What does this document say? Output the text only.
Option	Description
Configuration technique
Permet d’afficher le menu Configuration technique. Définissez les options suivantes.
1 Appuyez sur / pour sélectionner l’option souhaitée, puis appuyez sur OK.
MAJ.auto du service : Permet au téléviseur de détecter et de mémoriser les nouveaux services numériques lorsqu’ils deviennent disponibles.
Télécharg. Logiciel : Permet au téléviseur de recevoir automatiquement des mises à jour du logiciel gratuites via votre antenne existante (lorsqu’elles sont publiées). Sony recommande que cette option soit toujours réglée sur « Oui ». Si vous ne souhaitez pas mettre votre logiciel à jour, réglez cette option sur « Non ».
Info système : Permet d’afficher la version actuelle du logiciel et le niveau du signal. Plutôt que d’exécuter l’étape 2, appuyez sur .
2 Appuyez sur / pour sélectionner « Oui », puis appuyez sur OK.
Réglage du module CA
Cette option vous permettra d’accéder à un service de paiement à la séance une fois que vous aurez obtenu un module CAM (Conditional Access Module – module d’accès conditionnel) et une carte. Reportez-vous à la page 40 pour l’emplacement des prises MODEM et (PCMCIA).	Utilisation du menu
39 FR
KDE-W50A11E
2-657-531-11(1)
* * *
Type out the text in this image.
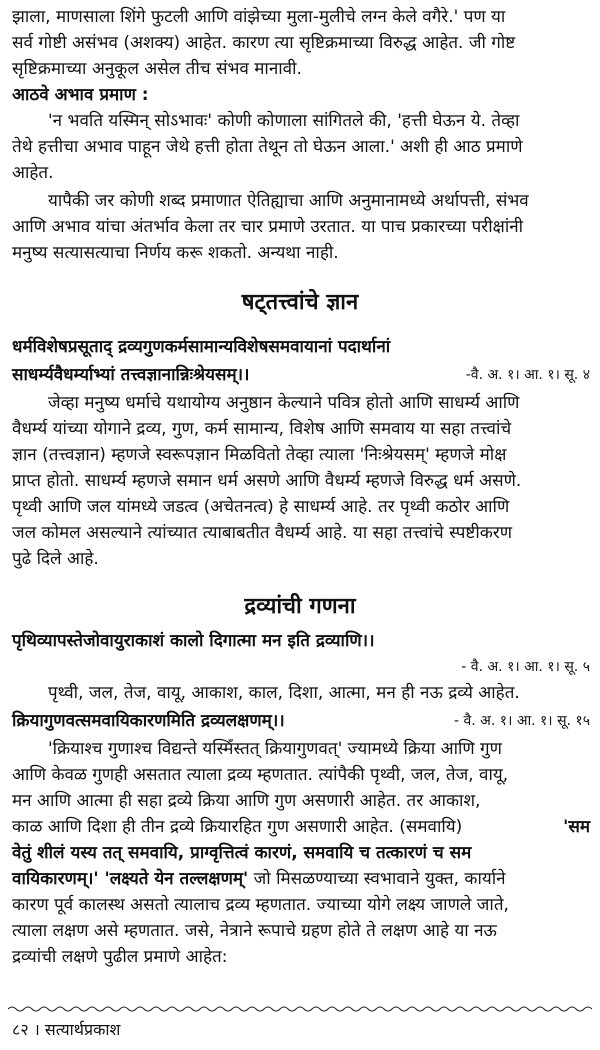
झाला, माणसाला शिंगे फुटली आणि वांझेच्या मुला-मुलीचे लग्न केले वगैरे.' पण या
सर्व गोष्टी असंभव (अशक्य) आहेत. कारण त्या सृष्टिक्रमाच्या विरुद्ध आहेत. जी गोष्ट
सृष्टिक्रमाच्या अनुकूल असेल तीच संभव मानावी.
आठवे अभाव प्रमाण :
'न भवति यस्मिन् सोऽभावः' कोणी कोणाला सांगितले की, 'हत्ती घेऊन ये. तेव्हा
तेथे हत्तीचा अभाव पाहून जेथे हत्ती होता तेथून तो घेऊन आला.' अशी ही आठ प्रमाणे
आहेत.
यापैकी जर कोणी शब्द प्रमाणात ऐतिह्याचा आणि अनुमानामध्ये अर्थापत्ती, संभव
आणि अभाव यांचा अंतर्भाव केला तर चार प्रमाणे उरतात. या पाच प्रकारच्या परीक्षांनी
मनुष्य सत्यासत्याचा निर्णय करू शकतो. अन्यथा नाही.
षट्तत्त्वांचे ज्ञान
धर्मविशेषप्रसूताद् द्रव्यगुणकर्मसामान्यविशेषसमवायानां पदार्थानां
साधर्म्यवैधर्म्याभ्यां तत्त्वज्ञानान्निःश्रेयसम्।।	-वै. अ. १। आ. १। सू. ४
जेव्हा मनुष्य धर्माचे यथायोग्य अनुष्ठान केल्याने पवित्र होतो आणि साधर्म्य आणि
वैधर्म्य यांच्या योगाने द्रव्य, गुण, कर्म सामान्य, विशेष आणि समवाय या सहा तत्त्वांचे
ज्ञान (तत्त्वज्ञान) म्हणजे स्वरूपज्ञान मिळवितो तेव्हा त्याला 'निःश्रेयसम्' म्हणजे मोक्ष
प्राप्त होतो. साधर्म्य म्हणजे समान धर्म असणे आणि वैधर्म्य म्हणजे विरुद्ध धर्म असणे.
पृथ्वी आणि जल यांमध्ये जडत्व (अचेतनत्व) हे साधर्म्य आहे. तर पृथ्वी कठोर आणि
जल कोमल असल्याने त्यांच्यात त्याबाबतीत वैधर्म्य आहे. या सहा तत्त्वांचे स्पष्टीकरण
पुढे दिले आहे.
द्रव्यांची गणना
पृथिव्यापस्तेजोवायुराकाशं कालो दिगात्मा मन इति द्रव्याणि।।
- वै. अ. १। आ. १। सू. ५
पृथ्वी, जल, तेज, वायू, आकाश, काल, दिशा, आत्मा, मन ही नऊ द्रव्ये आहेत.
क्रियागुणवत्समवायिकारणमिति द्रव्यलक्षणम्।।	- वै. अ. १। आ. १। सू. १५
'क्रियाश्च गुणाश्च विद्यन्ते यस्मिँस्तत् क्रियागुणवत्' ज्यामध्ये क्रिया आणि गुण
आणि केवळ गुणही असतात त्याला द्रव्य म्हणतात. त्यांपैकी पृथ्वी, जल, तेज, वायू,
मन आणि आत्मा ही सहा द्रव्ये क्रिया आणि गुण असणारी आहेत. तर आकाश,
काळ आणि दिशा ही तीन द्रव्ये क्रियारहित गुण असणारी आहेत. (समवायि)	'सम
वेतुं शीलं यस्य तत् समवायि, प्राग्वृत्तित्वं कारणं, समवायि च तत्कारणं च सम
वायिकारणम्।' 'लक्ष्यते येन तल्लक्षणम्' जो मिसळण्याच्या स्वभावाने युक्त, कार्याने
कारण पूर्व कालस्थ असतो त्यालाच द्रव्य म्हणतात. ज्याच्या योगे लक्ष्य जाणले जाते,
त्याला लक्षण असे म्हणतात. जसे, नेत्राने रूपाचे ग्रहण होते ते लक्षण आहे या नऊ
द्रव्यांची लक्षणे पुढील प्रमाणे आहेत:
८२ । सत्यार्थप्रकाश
...
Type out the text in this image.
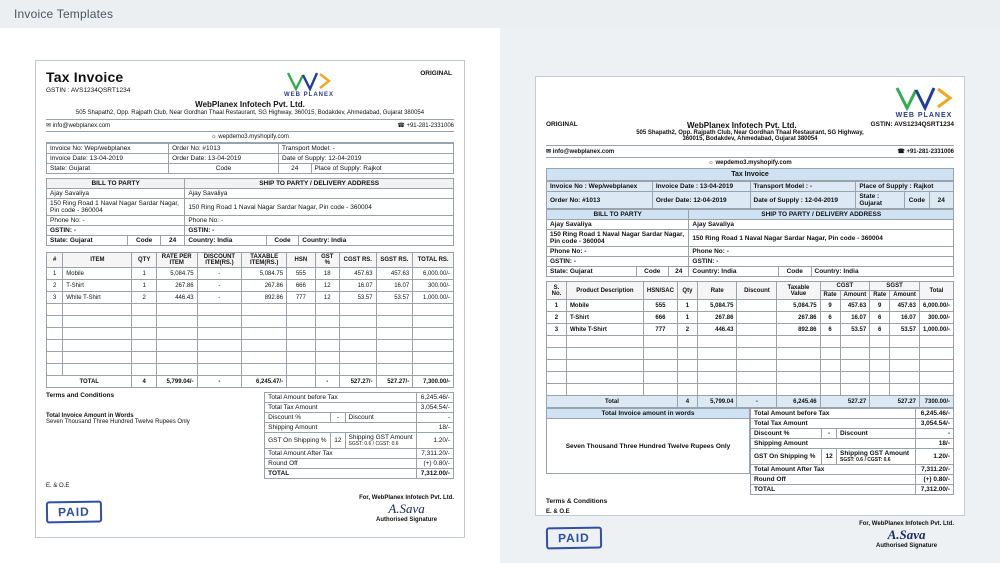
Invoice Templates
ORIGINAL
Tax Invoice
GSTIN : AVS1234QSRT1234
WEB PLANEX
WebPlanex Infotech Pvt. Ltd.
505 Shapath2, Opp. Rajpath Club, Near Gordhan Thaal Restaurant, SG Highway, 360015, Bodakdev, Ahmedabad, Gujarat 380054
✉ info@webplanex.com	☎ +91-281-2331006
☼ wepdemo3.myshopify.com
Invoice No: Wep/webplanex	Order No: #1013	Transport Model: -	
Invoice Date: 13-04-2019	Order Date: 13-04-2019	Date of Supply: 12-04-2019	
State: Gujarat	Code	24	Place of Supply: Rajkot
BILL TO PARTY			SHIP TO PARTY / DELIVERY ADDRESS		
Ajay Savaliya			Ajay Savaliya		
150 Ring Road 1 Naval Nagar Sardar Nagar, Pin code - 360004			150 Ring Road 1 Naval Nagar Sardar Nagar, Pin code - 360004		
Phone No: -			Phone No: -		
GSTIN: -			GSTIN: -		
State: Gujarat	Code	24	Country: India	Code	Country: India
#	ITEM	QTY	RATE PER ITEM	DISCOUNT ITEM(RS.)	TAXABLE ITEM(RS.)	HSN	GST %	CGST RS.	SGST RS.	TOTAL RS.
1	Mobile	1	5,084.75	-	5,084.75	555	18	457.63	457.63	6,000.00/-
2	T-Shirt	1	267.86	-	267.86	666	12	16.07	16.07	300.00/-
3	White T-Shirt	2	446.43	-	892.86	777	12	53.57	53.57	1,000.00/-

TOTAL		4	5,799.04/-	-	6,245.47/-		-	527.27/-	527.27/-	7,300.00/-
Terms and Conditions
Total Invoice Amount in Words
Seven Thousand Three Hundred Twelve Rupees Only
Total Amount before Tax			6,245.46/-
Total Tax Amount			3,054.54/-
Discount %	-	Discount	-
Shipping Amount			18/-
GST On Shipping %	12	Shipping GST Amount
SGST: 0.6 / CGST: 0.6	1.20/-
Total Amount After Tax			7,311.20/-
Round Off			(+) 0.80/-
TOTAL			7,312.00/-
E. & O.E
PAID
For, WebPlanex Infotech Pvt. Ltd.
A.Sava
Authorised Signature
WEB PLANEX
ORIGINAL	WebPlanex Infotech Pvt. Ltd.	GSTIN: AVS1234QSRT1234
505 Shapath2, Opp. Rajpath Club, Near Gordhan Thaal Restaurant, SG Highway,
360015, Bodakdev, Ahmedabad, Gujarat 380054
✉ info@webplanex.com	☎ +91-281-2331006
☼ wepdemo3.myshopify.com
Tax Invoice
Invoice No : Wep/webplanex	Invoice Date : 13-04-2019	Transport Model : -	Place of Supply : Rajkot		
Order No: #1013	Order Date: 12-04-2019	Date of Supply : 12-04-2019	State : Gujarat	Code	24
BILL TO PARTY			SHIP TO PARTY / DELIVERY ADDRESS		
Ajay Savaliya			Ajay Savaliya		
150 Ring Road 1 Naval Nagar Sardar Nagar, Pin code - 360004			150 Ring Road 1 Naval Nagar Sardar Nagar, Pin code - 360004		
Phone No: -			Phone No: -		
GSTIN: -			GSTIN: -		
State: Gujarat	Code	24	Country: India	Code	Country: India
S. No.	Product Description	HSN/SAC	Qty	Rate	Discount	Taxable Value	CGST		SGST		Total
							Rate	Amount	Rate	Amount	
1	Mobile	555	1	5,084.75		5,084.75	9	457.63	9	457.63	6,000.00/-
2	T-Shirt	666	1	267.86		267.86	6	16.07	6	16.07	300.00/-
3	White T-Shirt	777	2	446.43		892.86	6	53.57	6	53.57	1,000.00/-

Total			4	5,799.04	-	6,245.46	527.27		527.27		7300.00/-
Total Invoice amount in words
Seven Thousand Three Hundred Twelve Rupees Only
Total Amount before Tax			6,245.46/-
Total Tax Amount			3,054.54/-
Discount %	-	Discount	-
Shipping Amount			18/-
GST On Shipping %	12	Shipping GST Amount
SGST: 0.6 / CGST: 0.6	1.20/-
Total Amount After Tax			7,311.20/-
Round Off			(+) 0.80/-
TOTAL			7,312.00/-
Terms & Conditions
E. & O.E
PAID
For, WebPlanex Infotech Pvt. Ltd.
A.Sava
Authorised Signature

AIM OF THE EXERCISE: Of the lines in the listing, how many hold the word "Bodakdev"? Nothing but the number is needed.

RESULT: 2